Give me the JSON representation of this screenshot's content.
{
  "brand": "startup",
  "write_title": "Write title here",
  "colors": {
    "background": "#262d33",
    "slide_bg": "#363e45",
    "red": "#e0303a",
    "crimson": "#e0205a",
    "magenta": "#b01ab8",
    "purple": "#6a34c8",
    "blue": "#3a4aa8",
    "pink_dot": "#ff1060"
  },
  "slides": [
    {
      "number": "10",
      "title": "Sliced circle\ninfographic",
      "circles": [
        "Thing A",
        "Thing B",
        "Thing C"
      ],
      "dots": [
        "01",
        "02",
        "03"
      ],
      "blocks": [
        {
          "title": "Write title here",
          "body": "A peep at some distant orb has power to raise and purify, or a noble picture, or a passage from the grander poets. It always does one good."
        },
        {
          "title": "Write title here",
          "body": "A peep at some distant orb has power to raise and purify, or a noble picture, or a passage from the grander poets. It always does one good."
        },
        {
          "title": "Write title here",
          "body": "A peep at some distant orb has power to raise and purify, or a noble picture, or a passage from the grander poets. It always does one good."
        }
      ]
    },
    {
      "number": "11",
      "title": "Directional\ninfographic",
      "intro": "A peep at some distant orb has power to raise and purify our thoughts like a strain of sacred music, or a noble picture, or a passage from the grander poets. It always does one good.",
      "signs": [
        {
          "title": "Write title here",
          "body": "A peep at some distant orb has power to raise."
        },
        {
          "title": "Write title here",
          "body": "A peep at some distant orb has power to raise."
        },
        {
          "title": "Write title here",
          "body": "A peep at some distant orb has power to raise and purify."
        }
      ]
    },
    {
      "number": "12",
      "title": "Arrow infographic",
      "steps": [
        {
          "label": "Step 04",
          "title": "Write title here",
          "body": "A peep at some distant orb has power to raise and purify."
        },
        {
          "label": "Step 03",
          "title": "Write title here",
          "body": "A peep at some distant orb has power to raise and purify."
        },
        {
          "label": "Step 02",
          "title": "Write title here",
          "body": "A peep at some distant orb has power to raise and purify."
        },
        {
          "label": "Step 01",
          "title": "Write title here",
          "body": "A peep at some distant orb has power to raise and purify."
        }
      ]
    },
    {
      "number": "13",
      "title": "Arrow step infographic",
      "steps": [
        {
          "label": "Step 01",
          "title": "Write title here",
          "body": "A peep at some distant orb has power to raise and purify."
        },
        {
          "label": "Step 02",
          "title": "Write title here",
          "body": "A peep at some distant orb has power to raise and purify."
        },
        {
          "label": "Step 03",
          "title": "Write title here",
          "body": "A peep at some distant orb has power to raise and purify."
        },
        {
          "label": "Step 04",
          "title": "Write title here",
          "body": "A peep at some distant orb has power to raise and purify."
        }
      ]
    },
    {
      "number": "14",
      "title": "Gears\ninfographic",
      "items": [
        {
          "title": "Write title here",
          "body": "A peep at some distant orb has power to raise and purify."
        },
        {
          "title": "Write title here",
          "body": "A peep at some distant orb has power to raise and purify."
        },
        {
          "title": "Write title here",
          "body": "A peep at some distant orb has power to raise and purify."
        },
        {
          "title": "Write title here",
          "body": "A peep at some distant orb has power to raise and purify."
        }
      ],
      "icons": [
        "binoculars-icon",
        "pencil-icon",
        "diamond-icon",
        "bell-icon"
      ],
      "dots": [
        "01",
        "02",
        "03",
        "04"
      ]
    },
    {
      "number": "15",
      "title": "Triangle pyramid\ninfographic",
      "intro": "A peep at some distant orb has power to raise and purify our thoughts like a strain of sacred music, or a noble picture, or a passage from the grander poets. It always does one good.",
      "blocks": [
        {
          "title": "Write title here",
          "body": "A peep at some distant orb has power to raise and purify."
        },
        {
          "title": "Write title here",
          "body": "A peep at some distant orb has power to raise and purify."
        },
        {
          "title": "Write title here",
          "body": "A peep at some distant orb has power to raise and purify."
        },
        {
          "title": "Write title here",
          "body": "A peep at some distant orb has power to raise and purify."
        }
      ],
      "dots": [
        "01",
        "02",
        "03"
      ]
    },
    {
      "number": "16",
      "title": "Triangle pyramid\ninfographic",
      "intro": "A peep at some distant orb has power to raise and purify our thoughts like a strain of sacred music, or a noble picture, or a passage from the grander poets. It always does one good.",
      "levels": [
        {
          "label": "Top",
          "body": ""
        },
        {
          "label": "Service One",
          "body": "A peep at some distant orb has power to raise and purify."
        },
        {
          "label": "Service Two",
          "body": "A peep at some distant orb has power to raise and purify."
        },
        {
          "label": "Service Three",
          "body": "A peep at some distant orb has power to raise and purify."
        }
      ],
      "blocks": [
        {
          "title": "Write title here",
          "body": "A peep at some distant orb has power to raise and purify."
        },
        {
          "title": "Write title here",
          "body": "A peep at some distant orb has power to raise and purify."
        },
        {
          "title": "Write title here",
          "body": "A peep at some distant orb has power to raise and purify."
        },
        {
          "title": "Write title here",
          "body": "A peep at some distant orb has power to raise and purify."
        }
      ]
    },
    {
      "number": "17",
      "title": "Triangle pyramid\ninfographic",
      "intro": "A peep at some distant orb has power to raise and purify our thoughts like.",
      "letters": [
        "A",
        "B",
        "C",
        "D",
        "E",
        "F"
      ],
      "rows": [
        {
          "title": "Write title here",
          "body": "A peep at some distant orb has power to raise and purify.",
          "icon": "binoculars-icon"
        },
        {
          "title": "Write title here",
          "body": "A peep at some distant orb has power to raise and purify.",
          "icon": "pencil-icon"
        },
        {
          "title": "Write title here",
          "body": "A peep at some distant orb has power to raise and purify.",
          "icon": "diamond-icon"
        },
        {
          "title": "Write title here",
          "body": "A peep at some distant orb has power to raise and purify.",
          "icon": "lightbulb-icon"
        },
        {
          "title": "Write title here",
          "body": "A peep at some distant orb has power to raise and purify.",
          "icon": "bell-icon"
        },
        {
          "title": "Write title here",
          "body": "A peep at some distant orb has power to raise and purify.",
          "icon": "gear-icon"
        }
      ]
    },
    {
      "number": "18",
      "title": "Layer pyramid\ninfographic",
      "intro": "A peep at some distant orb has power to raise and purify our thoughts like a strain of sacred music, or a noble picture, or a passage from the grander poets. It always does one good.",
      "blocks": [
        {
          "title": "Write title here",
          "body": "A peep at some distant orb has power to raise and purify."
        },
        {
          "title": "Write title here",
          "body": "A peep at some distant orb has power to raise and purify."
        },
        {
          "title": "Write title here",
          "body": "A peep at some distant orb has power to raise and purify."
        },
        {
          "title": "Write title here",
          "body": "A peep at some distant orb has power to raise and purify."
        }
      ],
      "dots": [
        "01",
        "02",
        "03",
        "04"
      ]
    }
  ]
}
▬▬▬▬▬▬▬▬▬▬
(EXERCISE DETAILS)
Above are the records; retype every one exactly.

(CORRECT RESPONSE)
Give me the JSON representation of this screenshot's content.
{
  "brand": "startup",
  "write_title": "Write title here",
  "colors": {
    "background": "#262d33",
    "slide_bg": "#363e45",
    "red": "#e0303a",
    "crimson": "#e0205a",
    "magenta": "#b01ab8",
    "purple": "#6a34c8",
    "blue": "#3a4aa8",
    "pink_dot": "#ff1060"
  },
  "slides": [
    {
      "number": "10",
      "title": "Sliced circle\ninfographic",
      "circles": [
        "Thing A",
        "Thing B",
        "Thing C"
      ],
      "dots": [
        "01",
        "02",
        "03"
      ],
      "blocks": [
        {
          "title": "Write title here",
          "body": "A peep at some distant orb has power to raise and purify, or a noble picture, or a passage from the grander poets. It always does one good."
        },
        {
          "title": "Write title here",
          "body": "A peep at some distant orb has power to raise and purify, or a noble picture, or a passage from the grander poets. It always does one good."
        },
        {
          "title": "Write title here",
          "body": "A peep at some distant orb has power to raise and purify, or a noble picture, or a passage from the grander poets. It always does one good."
        }
      ]
    },
    {
      "number": "11",
      "title": "Directional\ninfographic",
      "intro": "A peep at some distant orb has power to raise and purify our thoughts like a strain of sacred music, or a noble picture, or a passage from the grander poets. It always does one good.",
      "signs": [
        {
          "title": "Write title here",
          "body": "A peep at some distant orb has power to raise."
        },
        {
          "title": "Write title here",
          "body": "A peep at some distant orb has power to raise."
        },
        {
          "title": "Write title here",
          "body": "A peep at some distant orb has power to raise and purify."
        }
      ]
    },
    {
      "number": "12",
      "title": "Arrow infographic",
      "steps": [
        {
          "label": "Step 04",
          "title": "Write title here",
          "body": "A peep at some distant orb has power to raise and purify."
        },
        {
          "label": "Step 03",
          "title": "Write title here",
          "body": "A peep at some distant orb has power to raise and purify."
        },
        {
          "label": "Step 02",
          "title": "Write title here",
          "body": "A peep at some distant orb has power to raise and purify."
        },
        {
          "label": "Step 01",
          "title": "Write title here",
          "body": "A peep at some distant orb has power to raise and purify."
        }
      ]
    },
    {
      "number": "13",
      "title": "Arrow step infographic",
      "steps": [
        {
          "label": "Step 01",
          "title": "Write title here",
          "body": "A peep at some distant orb has power to raise and purify."
        },
        {
          "label": "Step 02",
          "title": "Write title here",
          "body": "A peep at some distant orb has power to raise and purify."
        },
        {
          "label": "Step 03",
          "title": "Write title here",
          "body": "A peep at some distant orb has power to raise and purify."
        },
        {
          "label": "Step 04",
          "title": "Write title here",
          "body": "A peep at some distant orb has power to raise and purify."
        }
      ]
    },
    {
      "number": "14",
      "title": "Gears\ninfographic",
      "items": [
        {
          "title": "Write title here",
          "body": "A peep at some distant orb has power to raise and purify."
        },
        {
          "title": "Write title here",
          "body": "A peep at some distant orb has power to raise and purify."
        },
        {
          "title": "Write title here",
          "body": "A peep at some distant orb has power to raise and purify."
        },
        {
          "title": "Write title here",
          "body": "A peep at some distant orb has power to raise and purify."
        }
      ],
      "icons": [
        "binoculars-icon",
        "pencil-icon",
        "diamond-icon",
        "bell-icon"
      ],
      "dots": [
        "01",
        "02",
        "03",
        "04"
      ]
    },
    {
      "number": "15",
      "title": "Triangle pyramid\ninfographic",
      "intro": "A peep at some distant orb has power to raise and purify our thoughts like a strain of sacred music, or a noble picture, or a passage from the grander poets. It always does one good.",
      "blocks": [
        {
          "title": "Write title here",
          "body": "A peep at some distant orb has power to raise and purify."
        },
        {
          "title": "Write title here",
          "body": "A peep at some distant orb has power to raise and purify."
        },
        {
          "title": "Write title here",
          "body": "A peep at some distant orb has power to raise and purify."
        },
        {
          "title": "Write title here",
          "body": "A peep at some distant orb has power to raise and purify."
        }
      ],
      "dots": [
        "01",
        "02",
        "03"
      ]
    },
    {
      "number": "16",
      "title": "Triangle pyramid\ninfographic",
      "intro": "A peep at some distant orb has power to raise and purify our thoughts like a strain of sacred music, or a noble picture, or a passage from the grander poets. It always does one good.",
      "levels": [
        {
          "label": "Top",
          "body": ""
        },
        {
          "label": "Service One",
          "body": "A peep at some distant orb has power to raise and purify."
        },
        {
          "label": "Service Two",
          "body": "A peep at some distant orb has power to raise and purify."
        },
        {
          "label": "Service Three",
          "body": "A peep at some distant orb has power to raise and purify."
        }
      ],
      "blocks": [
        {
          "title": "Write title here",
          "body": "A peep at some distant orb has power to raise and purify."
        },
        {
          "title": "Write title here",
          "body": "A peep at some distant orb has power to raise and purify."
        },
        {
          "title": "Write title here",
          "body": "A peep at some distant orb has power to raise and purify."
        },
        {
          "title": "Write title here",
          "body": "A peep at some distant orb has power to raise and purify."
        }
      ]
    },
    {
      "number": "17",
      "title": "Triangle pyramid\ninfographic",
      "intro": "A peep at some distant orb has power to raise and purify our thoughts like.",
      "letters": [
        "A",
        "B",
        "C",
        "D",
        "E",
        "F"
      ],
      "rows": [
        {
          "title": "Write title here",
          "body": "A peep at some distant orb has power to raise and purify.",
          "icon": "binoculars-icon"
        },
        {
          "title": "Write title here",
          "body": "A peep at some distant orb has power to raise and purify.",
          "icon": "pencil-icon"
        },
        {
          "title": "Write title here",
          "body": "A peep at some distant orb has power to raise and purify.",
          "icon": "diamond-icon"
        },
        {
          "title": "Write title here",
          "body": "A peep at some distant orb has power to raise and purify.",
          "icon": "lightbulb-icon"
        },
        {
          "title": "Write title here",
          "body": "A peep at some distant orb has power to raise and purify.",
          "icon": "bell-icon"
        },
        {
          "title": "Write title here",
          "body": "A peep at some distant orb has power to raise and purify.",
          "icon": "gear-icon"
        }
      ]
    },
    {
      "number": "18",
      "title": "Layer pyramid\ninfographic",
      "intro": "A peep at some distant orb has power to raise and purify our thoughts like a strain of sacred music, or a noble picture, or a passage from the grander poets. It always does one good.",
      "blocks": [
        {
          "title": "Write title here",
          "body": "A peep at some distant orb has power to raise and purify."
        },
        {
          "title": "Write title here",
          "body": "A peep at some distant orb has power to raise and purify."
        },
        {
          "title": "Write title here",
          "body": "A peep at some distant orb has power to raise and purify."
        },
        {
          "title": "Write title here",
          "body": "A peep at some distant orb has power to raise and purify."
        }
      ],
      "dots": [
        "01",
        "02",
        "03",
        "04"
      ]
    }
  ]
}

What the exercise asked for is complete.